-- The data start --

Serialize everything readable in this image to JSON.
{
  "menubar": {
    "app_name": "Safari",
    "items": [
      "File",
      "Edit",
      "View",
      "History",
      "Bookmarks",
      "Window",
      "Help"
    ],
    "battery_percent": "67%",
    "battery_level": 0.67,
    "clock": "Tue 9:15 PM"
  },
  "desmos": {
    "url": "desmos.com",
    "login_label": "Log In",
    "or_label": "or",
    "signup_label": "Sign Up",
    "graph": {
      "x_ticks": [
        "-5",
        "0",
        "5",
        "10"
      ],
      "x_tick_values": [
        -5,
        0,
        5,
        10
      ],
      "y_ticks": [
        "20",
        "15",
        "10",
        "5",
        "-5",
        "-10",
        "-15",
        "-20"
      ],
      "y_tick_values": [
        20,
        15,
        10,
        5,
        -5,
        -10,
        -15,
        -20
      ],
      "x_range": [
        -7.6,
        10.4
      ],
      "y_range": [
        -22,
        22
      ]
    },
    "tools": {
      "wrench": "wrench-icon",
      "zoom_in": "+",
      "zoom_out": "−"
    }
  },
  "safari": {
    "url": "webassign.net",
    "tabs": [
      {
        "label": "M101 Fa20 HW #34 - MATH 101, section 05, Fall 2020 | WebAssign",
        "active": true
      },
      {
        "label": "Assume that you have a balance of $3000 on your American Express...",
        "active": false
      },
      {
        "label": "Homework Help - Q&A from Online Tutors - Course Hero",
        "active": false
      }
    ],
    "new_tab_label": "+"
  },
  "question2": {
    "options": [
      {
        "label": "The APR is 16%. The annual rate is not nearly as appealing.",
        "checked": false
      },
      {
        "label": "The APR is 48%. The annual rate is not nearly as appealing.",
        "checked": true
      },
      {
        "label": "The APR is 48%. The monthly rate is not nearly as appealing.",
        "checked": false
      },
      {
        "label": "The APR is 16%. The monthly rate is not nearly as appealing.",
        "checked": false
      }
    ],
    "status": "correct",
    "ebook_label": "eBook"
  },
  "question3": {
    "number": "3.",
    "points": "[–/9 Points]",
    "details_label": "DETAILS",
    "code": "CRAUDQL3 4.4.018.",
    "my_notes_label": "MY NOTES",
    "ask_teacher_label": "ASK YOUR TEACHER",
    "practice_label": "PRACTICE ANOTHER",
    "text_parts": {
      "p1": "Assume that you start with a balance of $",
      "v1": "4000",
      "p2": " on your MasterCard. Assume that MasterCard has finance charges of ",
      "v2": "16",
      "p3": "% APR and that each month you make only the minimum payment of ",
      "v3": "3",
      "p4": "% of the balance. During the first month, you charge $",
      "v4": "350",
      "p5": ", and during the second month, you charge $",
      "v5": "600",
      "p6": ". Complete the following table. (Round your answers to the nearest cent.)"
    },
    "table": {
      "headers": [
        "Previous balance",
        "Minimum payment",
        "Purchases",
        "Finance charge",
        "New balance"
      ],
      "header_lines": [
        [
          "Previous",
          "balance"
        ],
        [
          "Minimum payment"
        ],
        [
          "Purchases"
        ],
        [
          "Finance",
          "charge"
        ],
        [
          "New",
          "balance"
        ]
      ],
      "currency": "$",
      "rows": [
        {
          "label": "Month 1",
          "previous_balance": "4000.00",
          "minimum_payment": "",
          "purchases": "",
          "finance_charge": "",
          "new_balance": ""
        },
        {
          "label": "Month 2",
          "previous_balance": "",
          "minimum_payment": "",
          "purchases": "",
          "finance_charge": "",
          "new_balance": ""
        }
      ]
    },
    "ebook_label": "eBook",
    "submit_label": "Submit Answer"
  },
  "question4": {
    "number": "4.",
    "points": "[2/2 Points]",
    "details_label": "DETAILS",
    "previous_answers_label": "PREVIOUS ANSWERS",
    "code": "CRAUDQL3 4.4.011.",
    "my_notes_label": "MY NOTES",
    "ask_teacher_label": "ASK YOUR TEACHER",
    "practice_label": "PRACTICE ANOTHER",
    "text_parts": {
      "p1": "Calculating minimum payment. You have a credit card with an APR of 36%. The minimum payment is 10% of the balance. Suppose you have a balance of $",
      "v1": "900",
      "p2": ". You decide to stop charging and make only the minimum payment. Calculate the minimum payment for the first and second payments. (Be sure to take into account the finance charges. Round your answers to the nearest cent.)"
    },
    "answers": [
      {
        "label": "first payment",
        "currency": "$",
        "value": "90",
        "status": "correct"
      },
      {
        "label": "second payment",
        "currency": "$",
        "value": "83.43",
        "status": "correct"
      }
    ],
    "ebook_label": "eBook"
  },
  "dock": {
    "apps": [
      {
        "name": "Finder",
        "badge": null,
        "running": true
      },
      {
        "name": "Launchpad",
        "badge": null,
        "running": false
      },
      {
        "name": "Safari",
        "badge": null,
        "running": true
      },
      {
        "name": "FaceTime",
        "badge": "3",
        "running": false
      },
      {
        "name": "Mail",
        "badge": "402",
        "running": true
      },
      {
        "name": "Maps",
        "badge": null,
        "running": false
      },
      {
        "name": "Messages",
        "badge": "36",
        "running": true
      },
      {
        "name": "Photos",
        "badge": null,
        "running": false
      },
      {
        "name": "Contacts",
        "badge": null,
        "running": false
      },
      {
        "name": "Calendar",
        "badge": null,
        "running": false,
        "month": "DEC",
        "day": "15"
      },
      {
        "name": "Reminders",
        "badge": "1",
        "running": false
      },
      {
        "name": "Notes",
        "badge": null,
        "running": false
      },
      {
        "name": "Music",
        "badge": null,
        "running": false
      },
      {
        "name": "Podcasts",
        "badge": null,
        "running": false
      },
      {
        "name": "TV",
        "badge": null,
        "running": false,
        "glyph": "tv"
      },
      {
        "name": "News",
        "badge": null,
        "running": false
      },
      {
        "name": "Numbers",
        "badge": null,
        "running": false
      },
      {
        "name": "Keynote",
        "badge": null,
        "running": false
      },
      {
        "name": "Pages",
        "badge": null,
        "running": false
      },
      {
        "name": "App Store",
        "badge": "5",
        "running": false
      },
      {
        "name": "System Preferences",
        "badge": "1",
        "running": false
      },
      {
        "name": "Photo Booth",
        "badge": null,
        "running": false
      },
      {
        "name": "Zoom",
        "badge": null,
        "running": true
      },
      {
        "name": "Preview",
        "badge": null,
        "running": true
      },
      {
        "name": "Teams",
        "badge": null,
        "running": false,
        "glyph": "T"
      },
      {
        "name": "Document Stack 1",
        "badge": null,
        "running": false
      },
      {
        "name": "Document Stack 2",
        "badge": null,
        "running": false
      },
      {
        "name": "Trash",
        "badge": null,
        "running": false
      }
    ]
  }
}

-- The data end --

[Short exercise]
Nothing in the listing may be changed; retype it all exactly.

[Response to this task]
Serialize everything readable in this image to JSON.
{
  "menubar": {
    "app_name": "Safari",
    "items": [
      "File",
      "Edit",
      "View",
      "History",
      "Bookmarks",
      "Window",
      "Help"
    ],
    "battery_percent": "67%",
    "battery_level": 0.67,
    "clock": "Tue 9:15 PM"
  },
  "desmos": {
    "url": "desmos.com",
    "login_label": "Log In",
    "or_label": "or",
    "signup_label": "Sign Up",
    "graph": {
      "x_ticks": [
        "-5",
        "0",
        "5",
        "10"
      ],
      "x_tick_values": [
        -5,
        0,
        5,
        10
      ],
      "y_ticks": [
        "20",
        "15",
        "10",
        "5",
        "-5",
        "-10",
        "-15",
        "-20"
      ],
      "y_tick_values": [
        20,
        15,
        10,
        5,
        -5,
        -10,
        -15,
        -20
      ],
      "x_range": [
        -7.6,
        10.4
      ],
      "y_range": [
        -22,
        22
      ]
    },
    "tools": {
      "wrench": "wrench-icon",
      "zoom_in": "+",
      "zoom_out": "−"
    }
  },
  "safari": {
    "url": "webassign.net",
    "tabs": [
      {
        "label": "M101 Fa20 HW #34 - MATH 101, section 05, Fall 2020 | WebAssign",
        "active": true
      },
      {
        "label": "Assume that you have a balance of $3000 on your American Express...",
        "active": false
      },
      {
        "label": "Homework Help - Q&A from Online Tutors - Course Hero",
        "active": false
      }
    ],
    "new_tab_label": "+"
  },
  "question2": {
    "options": [
      {
        "label": "The APR is 16%. The annual rate is not nearly as appealing.",
        "checked": false
      },
      {
        "label": "The APR is 48%. The annual rate is not nearly as appealing.",
        "checked": true
      },
      {
        "label": "The APR is 48%. The monthly rate is not nearly as appealing.",
        "checked": false
      },
      {
        "label": "The APR is 16%. The monthly rate is not nearly as appealing.",
        "checked": false
      }
    ],
    "status": "correct",
    "ebook_label": "eBook"
  },
  "question3": {
    "number": "3.",
    "points": "[–/9 Points]",
    "details_label": "DETAILS",
    "code": "CRAUDQL3 4.4.018.",
    "my_notes_label": "MY NOTES",
    "ask_teacher_label": "ASK YOUR TEACHER",
    "practice_label": "PRACTICE ANOTHER",
    "text_parts": {
      "p1": "Assume that you start with a balance of $",
      "v1": "4000",
      "p2": " on your MasterCard. Assume that MasterCard has finance charges of ",
      "v2": "16",
      "p3": "% APR and that each month you make only the minimum payment of ",
      "v3": "3",
      "p4": "% of the balance. During the first month, you charge $",
      "v4": "350",
      "p5": ", and during the second month, you charge $",
      "v5": "600",
      "p6": ". Complete the following table. (Round your answers to the nearest cent.)"
    },
    "table": {
      "headers": [
        "Previous balance",
        "Minimum payment",
        "Purchases",
        "Finance charge",
        "New balance"
      ],
      "header_lines": [
        [
          "Previous",
          "balance"
        ],
        [
          "Minimum payment"
        ],
        [
          "Purchases"
        ],
        [
          "Finance",
          "charge"
        ],
        [
          "New",
          "balance"
        ]
      ],
      "currency": "$",
      "rows": [
        {
          "label": "Month 1",
          "previous_balance": "4000.00",
          "minimum_payment": "",
          "purchases": "",
          "finance_charge": "",
          "new_balance": ""
        },
        {
          "label": "Month 2",
          "previous_balance": "",
          "minimum_payment": "",
          "purchases": "",
          "finance_charge": "",
          "new_balance": ""
        }
      ]
    },
    "ebook_label": "eBook",
    "submit_label": "Submit Answer"
  },
  "question4": {
    "number": "4.",
    "points": "[2/2 Points]",
    "details_label": "DETAILS",
    "previous_answers_label": "PREVIOUS ANSWERS",
    "code": "CRAUDQL3 4.4.011.",
    "my_notes_label": "MY NOTES",
    "ask_teacher_label": "ASK YOUR TEACHER",
    "practice_label": "PRACTICE ANOTHER",
    "text_parts": {
      "p1": "Calculating minimum payment. You have a credit card with an APR of 36%. The minimum payment is 10% of the balance. Suppose you have a balance of $",
      "v1": "900",
      "p2": ". You decide to stop charging and make only the minimum payment. Calculate the minimum payment for the first and second payments. (Be sure to take into account the finance charges. Round your answers to the nearest cent.)"
    },
    "answers": [
      {
        "label": "first payment",
        "currency": "$",
        "value": "90",
        "status": "correct"
      },
      {
        "label": "second payment",
        "currency": "$",
        "value": "83.43",
        "status": "correct"
      }
    ],
    "ebook_label": "eBook"
  },
  "dock": {
    "apps": [
      {
        "name": "Finder",
        "badge": null,
        "running": true
      },
      {
        "name": "Launchpad",
        "badge": null,
        "running": false
      },
      {
        "name": "Safari",
        "badge": null,
        "running": true
      },
      {
        "name": "FaceTime",
        "badge": "3",
        "running": false
      },
      {
        "name": "Mail",
        "badge": "402",
        "running": true
      },
      {
        "name": "Maps",
        "badge": null,
        "running": false
      },
      {
        "name": "Messages",
        "badge": "36",
        "running": true
      },
      {
        "name": "Photos",
        "badge": null,
        "running": false
      },
      {
        "name": "Contacts",
        "badge": null,
        "running": false
      },
      {
        "name": "Calendar",
        "badge": null,
        "running": false,
        "month": "DEC",
        "day": "15"
      },
      {
        "name": "Reminders",
        "badge": "1",
        "running": false
      },
      {
        "name": "Notes",
        "badge": null,
        "running": false
      },
      {
        "name": "Music",
        "badge": null,
        "running": false
      },
      {
        "name": "Podcasts",
        "badge": null,
        "running": false
      },
      {
        "name": "TV",
        "badge": null,
        "running": false,
        "glyph": "tv"
      },
      {
        "name": "News",
        "badge": null,
        "running": false
      },
      {
        "name": "Numbers",
        "badge": null,
        "running": false
      },
      {
        "name": "Keynote",
        "badge": null,
        "running": false
      },
      {
        "name": "Pages",
        "badge": null,
        "running": false
      },
      {
        "name": "App Store",
        "badge": "5",
        "running": false
      },
      {
        "name": "System Preferences",
        "badge": "1",
        "running": false
      },
      {
        "name": "Photo Booth",
        "badge": null,
        "running": false
      },
      {
        "name": "Zoom",
        "badge": null,
        "running": true
      },
      {
        "name": "Preview",
        "badge": null,
        "running": true
      },
      {
        "name": "Teams",
        "badge": null,
        "running": false,
        "glyph": "T"
      },
      {
        "name": "Document Stack 1",
        "badge": null,
        "running": false
      },
      {
        "name": "Document Stack 2",
        "badge": null,
        "running": false
      },
      {
        "name": "Trash",
        "badge": null,
        "running": false
      }
    ]
  }
}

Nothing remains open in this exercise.